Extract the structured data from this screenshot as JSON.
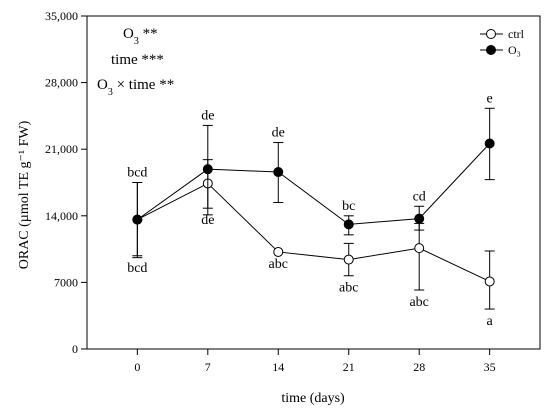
{
  "chart_data": {
    "type": "line",
    "title": "",
    "xlabel": "time (days)",
    "ylabel": "ORAC (µmol TE g⁻¹ FW)",
    "x": [
      0,
      7,
      14,
      21,
      28,
      35
    ],
    "xlim": [
      -5,
      40
    ],
    "ylim": [
      0,
      35000
    ],
    "y_ticks": [
      0,
      7000,
      14000,
      21000,
      28000,
      35000
    ],
    "y_tick_labels": [
      "0",
      "7000",
      "14,000",
      "21,000",
      "28,000",
      "35,000"
    ],
    "x_tick_labels": [
      "0",
      "7",
      "14",
      "21",
      "28",
      "35"
    ],
    "grid": false,
    "legend_position": "top-right",
    "series": [
      {
        "name": "ctrl",
        "marker": "open-circle",
        "values": [
          13600,
          17400,
          10200,
          9400,
          10600,
          7100
        ],
        "error_low": [
          9800,
          14800,
          10200,
          7700,
          6200,
          4200
        ],
        "error_high": [
          17500,
          19900,
          10200,
          11100,
          13200,
          10300
        ],
        "point_labels": [
          "bcd",
          "de",
          "abc",
          "abc",
          "abc",
          "a"
        ]
      },
      {
        "name": "O₃",
        "marker": "filled-circle",
        "values": [
          13600,
          18900,
          18600,
          13100,
          13700,
          21600
        ],
        "error_low": [
          9600,
          14100,
          15400,
          12000,
          12500,
          17800
        ],
        "error_high": [
          17500,
          23500,
          21700,
          14000,
          15000,
          25300
        ],
        "point_labels": [
          "bcd",
          "de",
          "de",
          "bc",
          "cd",
          "e"
        ]
      }
    ],
    "annotations": [
      {
        "base": "O",
        "sub": "3",
        "rest": " **"
      },
      {
        "base": "time ***",
        "sub": "",
        "rest": ""
      },
      {
        "base": "O",
        "sub": "3",
        "rest": " × time **"
      }
    ]
  }
}
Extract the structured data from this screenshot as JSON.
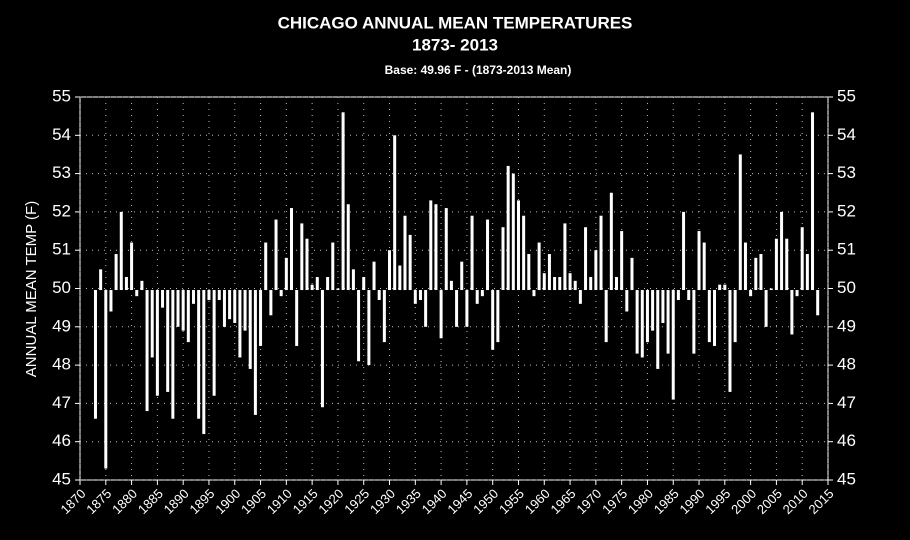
{
  "chart_data": {
    "type": "bar",
    "title": [
      "CHICAGO ANNUAL MEAN TEMPERATURES",
      "1873- 2013"
    ],
    "subtitle": "Base: 49.96 F -  (1873-2013 Mean)",
    "ylabel": "ANNUAL MEAN TEMP (F)",
    "base": 49.96,
    "color": "#ffffff",
    "background": "#000000",
    "grid": true,
    "x": [
      1873,
      1874,
      1875,
      1876,
      1877,
      1878,
      1879,
      1880,
      1881,
      1882,
      1883,
      1884,
      1885,
      1886,
      1887,
      1888,
      1889,
      1890,
      1891,
      1892,
      1893,
      1894,
      1895,
      1896,
      1897,
      1898,
      1899,
      1900,
      1901,
      1902,
      1903,
      1904,
      1905,
      1906,
      1907,
      1908,
      1909,
      1910,
      1911,
      1912,
      1913,
      1914,
      1915,
      1916,
      1917,
      1918,
      1919,
      1920,
      1921,
      1922,
      1923,
      1924,
      1925,
      1926,
      1927,
      1928,
      1929,
      1930,
      1931,
      1932,
      1933,
      1934,
      1935,
      1936,
      1937,
      1938,
      1939,
      1940,
      1941,
      1942,
      1943,
      1944,
      1945,
      1946,
      1947,
      1948,
      1949,
      1950,
      1951,
      1952,
      1953,
      1954,
      1955,
      1956,
      1957,
      1958,
      1959,
      1960,
      1961,
      1962,
      1963,
      1964,
      1965,
      1966,
      1967,
      1968,
      1969,
      1970,
      1971,
      1972,
      1973,
      1974,
      1975,
      1976,
      1977,
      1978,
      1979,
      1980,
      1981,
      1982,
      1983,
      1984,
      1985,
      1986,
      1987,
      1988,
      1989,
      1990,
      1991,
      1992,
      1993,
      1994,
      1995,
      1996,
      1997,
      1998,
      1999,
      2000,
      2001,
      2002,
      2003,
      2004,
      2005,
      2006,
      2007,
      2008,
      2009,
      2010,
      2011,
      2012,
      2013
    ],
    "values": [
      46.6,
      50.5,
      45.3,
      49.4,
      50.9,
      52.0,
      50.3,
      51.2,
      49.8,
      50.2,
      46.8,
      48.2,
      47.2,
      49.5,
      47.3,
      46.6,
      49.0,
      48.9,
      48.6,
      49.6,
      46.6,
      46.2,
      49.7,
      47.2,
      49.7,
      49.0,
      49.2,
      49.1,
      48.2,
      48.9,
      47.9,
      46.7,
      48.5,
      51.2,
      49.3,
      51.8,
      49.8,
      50.8,
      52.1,
      48.5,
      51.7,
      51.3,
      50.1,
      50.3,
      46.9,
      50.3,
      51.2,
      50.0,
      54.6,
      52.2,
      50.5,
      48.1,
      50.3,
      48.0,
      50.7,
      49.7,
      48.6,
      51.0,
      54.0,
      50.6,
      51.9,
      51.4,
      49.6,
      49.7,
      49.0,
      52.3,
      52.2,
      48.7,
      52.1,
      50.2,
      49.0,
      50.7,
      49.0,
      51.9,
      49.6,
      49.8,
      51.8,
      48.4,
      48.6,
      51.6,
      53.2,
      53.0,
      52.3,
      51.9,
      50.9,
      49.8,
      51.2,
      50.4,
      50.9,
      50.3,
      50.3,
      51.7,
      50.4,
      50.2,
      49.6,
      51.6,
      50.3,
      51.0,
      51.9,
      48.6,
      52.5,
      50.3,
      51.5,
      49.4,
      50.8,
      48.3,
      48.2,
      48.6,
      48.9,
      47.9,
      49.1,
      48.3,
      47.1,
      49.7,
      52.0,
      49.7,
      48.3,
      51.5,
      51.2,
      48.6,
      48.5,
      50.1,
      50.1,
      47.3,
      48.6,
      53.5,
      51.2,
      49.8,
      50.8,
      50.9,
      49.0,
      50.0,
      51.3,
      52.0,
      51.3,
      48.8,
      49.8,
      51.6,
      50.9,
      54.6,
      49.3
    ],
    "xlim": [
      1870,
      2015
    ],
    "xticks": [
      1870,
      1875,
      1880,
      1885,
      1890,
      1895,
      1900,
      1905,
      1910,
      1915,
      1920,
      1925,
      1930,
      1935,
      1940,
      1945,
      1950,
      1955,
      1960,
      1965,
      1970,
      1975,
      1980,
      1985,
      1990,
      1995,
      2000,
      2005,
      2010,
      2015
    ],
    "ylim": [
      45,
      55
    ],
    "yticks": [
      45,
      46,
      47,
      48,
      49,
      50,
      51,
      52,
      53,
      54,
      55
    ]
  }
}
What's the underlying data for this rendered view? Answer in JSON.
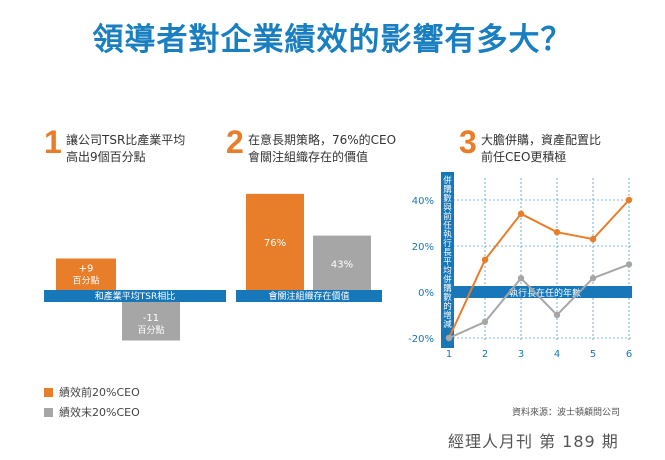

------------

#### The exercise:
Write out the data precisely as given, excluding the pictures.

#### The reply:
Extract the structured data from this screenshot as JSON.
{
  "chart_data": {
    "type": "line",
    "title": "",
    "xlabel": "time (days)",
    "ylabel": "ORAC (µmol TE g⁻¹ FW)",
    "x": [
      0,
      7,
      14,
      21,
      28,
      35
    ],
    "xlim": [
      -5,
      40
    ],
    "ylim": [
      0,
      35000
    ],
    "y_ticks": [
      0,
      7000,
      14000,
      21000,
      28000,
      35000
    ],
    "y_tick_labels": [
      "0",
      "7000",
      "14,000",
      "21,000",
      "28,000",
      "35,000"
    ],
    "x_tick_labels": [
      "0",
      "7",
      "14",
      "21",
      "28",
      "35"
    ],
    "grid": false,
    "legend_position": "top-right",
    "series": [
      {
        "name": "ctrl",
        "marker": "open-circle",
        "values": [
          13600,
          17400,
          10200,
          9400,
          10600,
          7100
        ],
        "error_low": [
          9800,
          14800,
          10200,
          7700,
          6200,
          4200
        ],
        "error_high": [
          17500,
          19900,
          10200,
          11100,
          13200,
          10300
        ],
        "point_labels": [
          "bcd",
          "de",
          "abc",
          "abc",
          "abc",
          "a"
        ]
      },
      {
        "name": "O₃",
        "marker": "filled-circle",
        "values": [
          13600,
          18900,
          18600,
          13100,
          13700,
          21600
        ],
        "error_low": [
          9600,
          14100,
          15400,
          12000,
          12500,
          17800
        ],
        "error_high": [
          17500,
          23500,
          21700,
          14000,
          15000,
          25300
        ],
        "point_labels": [
          "bcd",
          "de",
          "de",
          "bc",
          "cd",
          "e"
        ]
      }
    ],
    "annotations": [
      {
        "base": "O",
        "sub": "3",
        "rest": " **"
      },
      {
        "base": "time ***",
        "sub": "",
        "rest": ""
      },
      {
        "base": "O",
        "sub": "3",
        "rest": " × time **"
      }
    ]
  }
}
Extract the structured data from this screenshot as JSON.
{
  "chart_data": {
    "type": "bar",
    "title": [
      "CHICAGO ANNUAL MEAN TEMPERATURES",
      "1873- 2013"
    ],
    "subtitle": "Base: 49.96 F -  (1873-2013 Mean)",
    "ylabel": "ANNUAL MEAN TEMP (F)",
    "base": 49.96,
    "color": "#ffffff",
    "background": "#000000",
    "grid": true,
    "x": [
      1873,
      1874,
      1875,
      1876,
      1877,
      1878,
      1879,
      1880,
      1881,
      1882,
      1883,
      1884,
      1885,
      1886,
      1887,
      1888,
      1889,
      1890,
      1891,
      1892,
      1893,
      1894,
      1895,
      1896,
      1897,
      1898,
      1899,
      1900,
      1901,
      1902,
      1903,
      1904,
      1905,
      1906,
      1907,
      1908,
      1909,
      1910,
      1911,
      1912,
      1913,
      1914,
      1915,
      1916,
      1917,
      1918,
      1919,
      1920,
      1921,
      1922,
      1923,
      1924,
      1925,
      1926,
      1927,
      1928,
      1929,
      1930,
      1931,
      1932,
      1933,
      1934,
      1935,
      1936,
      1937,
      1938,
      1939,
      1940,
      1941,
      1942,
      1943,
      1944,
      1945,
      1946,
      1947,
      1948,
      1949,
      1950,
      1951,
      1952,
      1953,
      1954,
      1955,
      1956,
      1957,
      1958,
      1959,
      1960,
      1961,
      1962,
      1963,
      1964,
      1965,
      1966,
      1967,
      1968,
      1969,
      1970,
      1971,
      1972,
      1973,
      1974,
      1975,
      1976,
      1977,
      1978,
      1979,
      1980,
      1981,
      1982,
      1983,
      1984,
      1985,
      1986,
      1987,
      1988,
      1989,
      1990,
      1991,
      1992,
      1993,
      1994,
      1995,
      1996,
      1997,
      1998,
      1999,
      2000,
      2001,
      2002,
      2003,
      2004,
      2005,
      2006,
      2007,
      2008,
      2009,
      2010,
      2011,
      2012,
      2013
    ],
    "values": [
      46.6,
      50.5,
      45.3,
      49.4,
      50.9,
      52.0,
      50.3,
      51.2,
      49.8,
      50.2,
      46.8,
      48.2,
      47.2,
      49.5,
      47.3,
      46.6,
      49.0,
      48.9,
      48.6,
      49.6,
      46.6,
      46.2,
      49.7,
      47.2,
      49.7,
      49.0,
      49.2,
      49.1,
      48.2,
      48.9,
      47.9,
      46.7,
      48.5,
      51.2,
      49.3,
      51.8,
      49.8,
      50.8,
      52.1,
      48.5,
      51.7,
      51.3,
      50.1,
      50.3,
      46.9,
      50.3,
      51.2,
      50.0,
      54.6,
      52.2,
      50.5,
      48.1,
      50.3,
      48.0,
      50.7,
      49.7,
      48.6,
      51.0,
      54.0,
      50.6,
      51.9,
      51.4,
      49.6,
      49.7,
      49.0,
      52.3,
      52.2,
      48.7,
      52.1,
      50.2,
      49.0,
      50.7,
      49.0,
      51.9,
      49.6,
      49.8,
      51.8,
      48.4,
      48.6,
      51.6,
      53.2,
      53.0,
      52.3,
      51.9,
      50.9,
      49.8,
      51.2,
      50.4,
      50.9,
      50.3,
      50.3,
      51.7,
      50.4,
      50.2,
      49.6,
      51.6,
      50.3,
      51.0,
      51.9,
      48.6,
      52.5,
      50.3,
      51.5,
      49.4,
      50.8,
      48.3,
      48.2,
      48.6,
      48.9,
      47.9,
      49.1,
      48.3,
      47.1,
      49.7,
      52.0,
      49.7,
      48.3,
      51.5,
      51.2,
      48.6,
      48.5,
      50.1,
      50.1,
      47.3,
      48.6,
      53.5,
      51.2,
      49.8,
      50.8,
      50.9,
      49.0,
      50.0,
      51.3,
      52.0,
      51.3,
      48.8,
      49.8,
      51.6,
      50.9,
      54.6,
      49.3
    ],
    "xlim": [
      1870,
      2015
    ],
    "xticks": [
      1870,
      1875,
      1880,
      1885,
      1890,
      1895,
      1900,
      1905,
      1910,
      1915,
      1920,
      1925,
      1930,
      1935,
      1940,
      1945,
      1950,
      1955,
      1960,
      1965,
      1970,
      1975,
      1980,
      1985,
      1990,
      1995,
      2000,
      2005,
      2010,
      2015
    ],
    "ylim": [
      45,
      55
    ],
    "yticks": [
      45,
      46,
      47,
      48,
      49,
      50,
      51,
      52,
      53,
      54,
      55
    ]
  }
}
What's the underlying data for this rendered view? Answer in JSON.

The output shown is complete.